• THE TASK: Sort through the entries below and pull out lines containing the word "SilverCrest".

++++++++

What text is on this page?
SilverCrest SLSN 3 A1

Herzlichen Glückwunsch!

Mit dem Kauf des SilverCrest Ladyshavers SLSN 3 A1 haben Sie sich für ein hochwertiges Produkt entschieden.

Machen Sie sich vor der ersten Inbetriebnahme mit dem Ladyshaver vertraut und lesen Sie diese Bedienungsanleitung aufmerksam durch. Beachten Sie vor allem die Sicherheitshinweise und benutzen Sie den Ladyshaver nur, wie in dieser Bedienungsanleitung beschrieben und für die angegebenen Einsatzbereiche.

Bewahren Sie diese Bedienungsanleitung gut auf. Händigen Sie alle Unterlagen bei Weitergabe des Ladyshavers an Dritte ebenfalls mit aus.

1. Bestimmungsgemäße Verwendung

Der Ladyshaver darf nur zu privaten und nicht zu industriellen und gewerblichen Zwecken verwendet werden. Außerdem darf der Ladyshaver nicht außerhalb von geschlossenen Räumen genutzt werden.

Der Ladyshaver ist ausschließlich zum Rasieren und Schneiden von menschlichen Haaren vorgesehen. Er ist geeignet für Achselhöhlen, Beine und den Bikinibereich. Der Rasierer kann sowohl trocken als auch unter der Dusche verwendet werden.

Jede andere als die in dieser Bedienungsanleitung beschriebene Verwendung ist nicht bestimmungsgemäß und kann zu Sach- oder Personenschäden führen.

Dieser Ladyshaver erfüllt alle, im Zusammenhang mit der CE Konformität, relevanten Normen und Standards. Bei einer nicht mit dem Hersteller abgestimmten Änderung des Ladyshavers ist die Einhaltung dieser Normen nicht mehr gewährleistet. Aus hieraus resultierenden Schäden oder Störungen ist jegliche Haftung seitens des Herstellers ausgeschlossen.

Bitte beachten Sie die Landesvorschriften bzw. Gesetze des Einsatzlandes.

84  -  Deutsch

++++++++

• ANSWER FOR THIS EXERCISE:
SilverCrest SLSN 3 A1
Mit dem Kauf des SilverCrest Ladyshavers SLSN 3 A1 haben Sie sich für ein hochwertiges Produkt entschieden.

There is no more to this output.